Required action 1:
In the commentary on Myanmar's challenge to the fact-finding mission, which paragraph of the mission's 2019 report is quoted?
Required action 2:
From the commentary on Myanmar's challenge to the fact-finding mission, retype the passage starting with "If anything, The" and going on through "detriment of Myanmar.".
(Text for analysis begins)
The impugning – in not so subtle terms – of the Independent International Fact-Finding Mission on Myanmar (FFM) – from taking issue with ‘typographical errors’ to essentially saying it wasn’t forceful enough in its determinations on the question of genocide and questioning the methodology was clearly a key part of the strategy, given the heavy reliance upon the FFM reports by The Gambia. However, this is certainly a high stakes strategy to call into question a well-respected panel of UN experts that have issued detailed and thorough reports over the past two years. The rebuttal of Myanmar that struck me and that I decided to inquire into – having read the FFM reports in detail previously – was the assertion that the 2019 report was no different from the 2018 report and did not reference a strengthening of an inference of genocidal intent. However, in the words of the FFM itself, specifically para. 9 of the 2019 report (emphasis supplied):
“Furthermore, having considered the Government’s hostile policies towards the Rohingya, including its continued denial of their citizenship and ethnic identity, the living conditions to which it subjects them, its failure to reform laws that subjugate the Rohingya people, the continuation of hate speech directed at the Rohingya, its prior commission of genocide and its disregard for accountability in relation to the “clearances operations” of 2016 and 2017, the Mission also has reasonable grounds to conclude that the evidence that infers genocidal intent on the part of the State, identified in its last report, has strengthened, that there is a serious risk that genocidal actions may occur or recur, and that Myanmar is failing in its obligation to prevent genocide, to investigate genocide and to enact effective legislation criminalizing and punishing genocide.”
If anything, The Gambia’s argument of urgency is further buttressed with this focus by Myanmar on differences between the 2018 and 2019 report, to the detriment of Myanmar.
(Text for analysis ends)
(Provided data begins)
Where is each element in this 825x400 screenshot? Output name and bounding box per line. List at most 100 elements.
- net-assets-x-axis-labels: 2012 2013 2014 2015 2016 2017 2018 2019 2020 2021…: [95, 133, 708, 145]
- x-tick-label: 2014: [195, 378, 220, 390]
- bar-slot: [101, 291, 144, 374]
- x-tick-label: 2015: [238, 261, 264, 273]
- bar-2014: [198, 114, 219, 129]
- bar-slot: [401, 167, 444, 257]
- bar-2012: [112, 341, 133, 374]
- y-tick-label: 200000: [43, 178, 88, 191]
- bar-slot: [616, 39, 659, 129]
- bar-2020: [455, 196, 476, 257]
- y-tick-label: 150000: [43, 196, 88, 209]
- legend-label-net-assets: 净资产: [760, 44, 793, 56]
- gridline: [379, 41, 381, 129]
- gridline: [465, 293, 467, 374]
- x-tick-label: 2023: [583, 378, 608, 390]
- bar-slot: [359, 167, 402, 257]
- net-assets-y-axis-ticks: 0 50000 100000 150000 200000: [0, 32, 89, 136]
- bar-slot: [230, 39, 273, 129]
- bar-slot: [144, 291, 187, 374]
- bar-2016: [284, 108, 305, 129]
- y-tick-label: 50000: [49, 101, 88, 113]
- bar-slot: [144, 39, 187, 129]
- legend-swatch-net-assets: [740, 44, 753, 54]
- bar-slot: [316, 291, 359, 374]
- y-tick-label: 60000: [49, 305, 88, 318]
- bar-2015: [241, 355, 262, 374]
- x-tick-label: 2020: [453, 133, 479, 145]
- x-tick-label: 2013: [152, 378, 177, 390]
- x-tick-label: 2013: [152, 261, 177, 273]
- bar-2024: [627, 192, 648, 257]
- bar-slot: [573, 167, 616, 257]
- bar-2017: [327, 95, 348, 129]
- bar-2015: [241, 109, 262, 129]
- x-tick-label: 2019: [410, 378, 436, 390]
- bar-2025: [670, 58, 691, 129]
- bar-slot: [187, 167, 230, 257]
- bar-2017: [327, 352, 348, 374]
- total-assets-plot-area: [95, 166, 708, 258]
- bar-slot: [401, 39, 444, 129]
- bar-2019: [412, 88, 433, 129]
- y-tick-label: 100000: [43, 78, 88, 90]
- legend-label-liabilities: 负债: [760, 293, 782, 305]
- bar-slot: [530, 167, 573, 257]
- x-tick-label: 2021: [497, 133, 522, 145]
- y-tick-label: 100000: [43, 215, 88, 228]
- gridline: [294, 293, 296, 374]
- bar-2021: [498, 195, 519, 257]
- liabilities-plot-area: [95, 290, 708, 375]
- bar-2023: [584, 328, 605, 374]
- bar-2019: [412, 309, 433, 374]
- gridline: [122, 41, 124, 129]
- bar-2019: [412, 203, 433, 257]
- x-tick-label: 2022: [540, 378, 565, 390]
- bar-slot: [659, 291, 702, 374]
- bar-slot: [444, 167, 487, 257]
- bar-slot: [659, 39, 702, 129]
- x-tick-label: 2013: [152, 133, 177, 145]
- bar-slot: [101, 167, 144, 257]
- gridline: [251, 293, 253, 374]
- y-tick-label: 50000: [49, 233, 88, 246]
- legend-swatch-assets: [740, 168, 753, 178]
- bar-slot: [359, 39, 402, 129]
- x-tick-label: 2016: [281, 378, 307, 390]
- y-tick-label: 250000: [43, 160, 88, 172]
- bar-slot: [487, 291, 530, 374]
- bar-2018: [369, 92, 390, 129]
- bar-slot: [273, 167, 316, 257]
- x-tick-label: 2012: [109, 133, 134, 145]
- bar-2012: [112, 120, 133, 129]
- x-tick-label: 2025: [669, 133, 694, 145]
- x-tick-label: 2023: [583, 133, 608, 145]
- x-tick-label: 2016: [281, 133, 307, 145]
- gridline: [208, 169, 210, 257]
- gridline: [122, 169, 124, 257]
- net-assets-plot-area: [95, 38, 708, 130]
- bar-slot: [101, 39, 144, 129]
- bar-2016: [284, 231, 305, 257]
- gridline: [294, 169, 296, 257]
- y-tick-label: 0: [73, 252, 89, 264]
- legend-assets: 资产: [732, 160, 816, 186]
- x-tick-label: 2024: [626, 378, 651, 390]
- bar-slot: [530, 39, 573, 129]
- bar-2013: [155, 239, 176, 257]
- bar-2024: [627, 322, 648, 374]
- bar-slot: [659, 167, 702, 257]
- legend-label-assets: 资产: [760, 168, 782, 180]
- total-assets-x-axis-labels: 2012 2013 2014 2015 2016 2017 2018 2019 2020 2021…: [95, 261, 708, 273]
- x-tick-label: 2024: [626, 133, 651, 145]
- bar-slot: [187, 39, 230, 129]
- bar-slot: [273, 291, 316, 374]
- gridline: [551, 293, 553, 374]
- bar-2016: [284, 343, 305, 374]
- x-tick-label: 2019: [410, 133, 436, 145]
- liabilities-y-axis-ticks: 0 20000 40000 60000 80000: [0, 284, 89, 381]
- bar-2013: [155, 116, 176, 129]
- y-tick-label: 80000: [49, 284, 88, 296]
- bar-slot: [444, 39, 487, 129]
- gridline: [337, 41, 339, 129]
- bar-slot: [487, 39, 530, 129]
(Provided data ends)
Exercise output 1:
Paragraph 9 of the 2019 report.

Exercise output 2:
If anything, The Gambia’s argument of urgency is further buttressed with this focus by Myanmar on differences between the 2018 and 2019 report, to the detriment of Myanmar.